#### WRITTEN EXERCISE:
Transcribe the records below exactly.

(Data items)
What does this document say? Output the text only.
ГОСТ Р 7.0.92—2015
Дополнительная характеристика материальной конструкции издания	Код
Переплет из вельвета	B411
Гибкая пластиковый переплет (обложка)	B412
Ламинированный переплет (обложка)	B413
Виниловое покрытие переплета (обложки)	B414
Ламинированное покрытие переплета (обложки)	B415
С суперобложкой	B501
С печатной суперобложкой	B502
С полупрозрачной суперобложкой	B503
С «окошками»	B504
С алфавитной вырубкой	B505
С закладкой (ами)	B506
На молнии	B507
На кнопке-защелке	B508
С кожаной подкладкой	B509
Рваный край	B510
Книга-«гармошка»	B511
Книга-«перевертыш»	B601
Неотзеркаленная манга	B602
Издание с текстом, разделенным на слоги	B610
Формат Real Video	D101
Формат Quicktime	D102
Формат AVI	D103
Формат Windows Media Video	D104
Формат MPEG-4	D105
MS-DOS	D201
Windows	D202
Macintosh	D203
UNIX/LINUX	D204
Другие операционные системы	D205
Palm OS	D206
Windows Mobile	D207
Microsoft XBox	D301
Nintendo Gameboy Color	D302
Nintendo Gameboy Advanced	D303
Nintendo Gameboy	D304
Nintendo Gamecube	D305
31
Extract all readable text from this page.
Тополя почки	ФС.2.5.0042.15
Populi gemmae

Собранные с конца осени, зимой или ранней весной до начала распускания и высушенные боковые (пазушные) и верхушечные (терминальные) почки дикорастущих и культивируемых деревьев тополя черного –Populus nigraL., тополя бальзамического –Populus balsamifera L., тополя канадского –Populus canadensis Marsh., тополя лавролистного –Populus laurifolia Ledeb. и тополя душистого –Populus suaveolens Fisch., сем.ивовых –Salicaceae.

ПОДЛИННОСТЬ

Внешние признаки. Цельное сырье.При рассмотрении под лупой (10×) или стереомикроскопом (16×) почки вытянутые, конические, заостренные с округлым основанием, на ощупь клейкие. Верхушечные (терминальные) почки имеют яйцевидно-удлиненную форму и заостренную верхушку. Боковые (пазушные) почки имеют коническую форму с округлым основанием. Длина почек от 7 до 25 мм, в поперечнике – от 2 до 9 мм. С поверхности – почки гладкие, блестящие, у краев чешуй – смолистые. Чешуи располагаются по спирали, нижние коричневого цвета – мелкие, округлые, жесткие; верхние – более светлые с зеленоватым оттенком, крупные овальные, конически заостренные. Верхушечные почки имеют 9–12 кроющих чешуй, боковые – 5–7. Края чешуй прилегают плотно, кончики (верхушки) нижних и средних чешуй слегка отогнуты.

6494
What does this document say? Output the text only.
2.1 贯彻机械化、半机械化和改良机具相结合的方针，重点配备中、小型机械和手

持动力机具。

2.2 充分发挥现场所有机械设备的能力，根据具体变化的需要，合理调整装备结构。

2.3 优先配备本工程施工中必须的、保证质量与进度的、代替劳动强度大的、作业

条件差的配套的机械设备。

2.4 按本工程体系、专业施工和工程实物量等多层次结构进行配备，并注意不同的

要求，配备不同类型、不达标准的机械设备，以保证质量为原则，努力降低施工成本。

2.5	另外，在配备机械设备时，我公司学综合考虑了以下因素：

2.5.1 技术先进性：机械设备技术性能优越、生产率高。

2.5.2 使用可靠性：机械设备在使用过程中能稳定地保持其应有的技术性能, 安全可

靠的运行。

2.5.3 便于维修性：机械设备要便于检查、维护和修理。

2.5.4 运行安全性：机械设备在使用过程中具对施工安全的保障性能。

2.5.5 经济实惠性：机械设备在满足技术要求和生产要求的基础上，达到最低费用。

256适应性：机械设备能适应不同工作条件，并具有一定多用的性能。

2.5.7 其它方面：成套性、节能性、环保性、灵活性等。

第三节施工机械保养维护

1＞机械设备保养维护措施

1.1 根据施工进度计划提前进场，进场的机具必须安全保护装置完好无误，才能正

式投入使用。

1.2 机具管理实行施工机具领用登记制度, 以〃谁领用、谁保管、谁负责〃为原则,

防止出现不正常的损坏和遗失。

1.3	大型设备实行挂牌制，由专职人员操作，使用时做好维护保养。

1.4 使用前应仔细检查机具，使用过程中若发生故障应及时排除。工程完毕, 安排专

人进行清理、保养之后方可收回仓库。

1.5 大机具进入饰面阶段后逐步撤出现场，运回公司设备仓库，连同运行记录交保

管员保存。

#### ANSWER BELOW:
What does this document say? Output the text only.
ГОСТ Р 7.0.92—2015
Дополнительная характеристика материальной конструкции издания	Код
Переплет из вельвета	B411
Гибкая пластиковый переплет (обложка)	B412
Ламинированный переплет (обложка)	B413
Виниловое покрытие переплета (обложки)	B414
Ламинированное покрытие переплета (обложки)	B415
С суперобложкой	B501
С печатной суперобложкой	B502
С полупрозрачной суперобложкой	B503
С «окошками»	B504
С алфавитной вырубкой	B505
С закладкой (ами)	B506
На молнии	B507
На кнопке-защелке	B508
С кожаной подкладкой	B509
Рваный край	B510
Книга-«гармошка»	B511
Книга-«перевертыш»	B601
Неотзеркаленная манга	B602
Издание с текстом, разделенным на слоги	B610
Формат Real Video	D101
Формат Quicktime	D102
Формат AVI	D103
Формат Windows Media Video	D104
Формат MPEG-4	D105
MS-DOS	D201
Windows	D202
Macintosh	D203
UNIX/LINUX	D204
Другие операционные системы	D205
Palm OS	D206
Windows Mobile	D207
Microsoft XBox	D301
Nintendo Gameboy Color	D302
Nintendo Gameboy Advanced	D303
Nintendo Gameboy	D304
Nintendo Gamecube	D305
31
Extract all readable text from this page.
Тополя почки	ФС.2.5.0042.15
Populi gemmae

Собранные с конца осени, зимой или ранней весной до начала распускания и высушенные боковые (пазушные) и верхушечные (терминальные) почки дикорастущих и культивируемых деревьев тополя черного –Populus nigraL., тополя бальзамического –Populus balsamifera L., тополя канадского –Populus canadensis Marsh., тополя лавролистного –Populus laurifolia Ledeb. и тополя душистого –Populus suaveolens Fisch., сем.ивовых –Salicaceae.

ПОДЛИННОСТЬ

Внешние признаки. Цельное сырье.При рассмотрении под лупой (10×) или стереомикроскопом (16×) почки вытянутые, конические, заостренные с округлым основанием, на ощупь клейкие. Верхушечные (терминальные) почки имеют яйцевидно-удлиненную форму и заостренную верхушку. Боковые (пазушные) почки имеют коническую форму с округлым основанием. Длина почек от 7 до 25 мм, в поперечнике – от 2 до 9 мм. С поверхности – почки гладкие, блестящие, у краев чешуй – смолистые. Чешуи располагаются по спирали, нижние коричневого цвета – мелкие, округлые, жесткие; верхние – более светлые с зеленоватым оттенком, крупные овальные, конически заостренные. Верхушечные почки имеют 9–12 кроющих чешуй, боковые – 5–7. Края чешуй прилегают плотно, кончики (верхушки) нижних и средних чешуй слегка отогнуты.

6494
What does this document say? Output the text only.
2.1 贯彻机械化、半机械化和改良机具相结合的方针，重点配备中、小型机械和手

持动力机具。

2.2 充分发挥现场所有机械设备的能力，根据具体变化的需要，合理调整装备结构。

2.3 优先配备本工程施工中必须的、保证质量与进度的、代替劳动强度大的、作业

条件差的配套的机械设备。

2.4 按本工程体系、专业施工和工程实物量等多层次结构进行配备，并注意不同的

要求，配备不同类型、不达标准的机械设备，以保证质量为原则，努力降低施工成本。

2.5	另外，在配备机械设备时，我公司学综合考虑了以下因素：

2.5.1 技术先进性：机械设备技术性能优越、生产率高。

2.5.2 使用可靠性：机械设备在使用过程中能稳定地保持其应有的技术性能, 安全可

靠的运行。

2.5.3 便于维修性：机械设备要便于检查、维护和修理。

2.5.4 运行安全性：机械设备在使用过程中具对施工安全的保障性能。

2.5.5 经济实惠性：机械设备在满足技术要求和生产要求的基础上，达到最低费用。

256适应性：机械设备能适应不同工作条件，并具有一定多用的性能。

2.5.7 其它方面：成套性、节能性、环保性、灵活性等。

第三节施工机械保养维护

1＞机械设备保养维护措施

1.1 根据施工进度计划提前进场，进场的机具必须安全保护装置完好无误，才能正

式投入使用。

1.2 机具管理实行施工机具领用登记制度, 以〃谁领用、谁保管、谁负责〃为原则,

防止出现不正常的损坏和遗失。

1.3	大型设备实行挂牌制，由专职人员操作，使用时做好维护保养。

1.4 使用前应仔细检查机具，使用过程中若发生故障应及时排除。工程完毕, 安排专

人进行清理、保养之后方可收回仓库。

1.5 大机具进入饰面阶段后逐步撤出现场，运回公司设备仓库，连同运行记录交保

管员保存。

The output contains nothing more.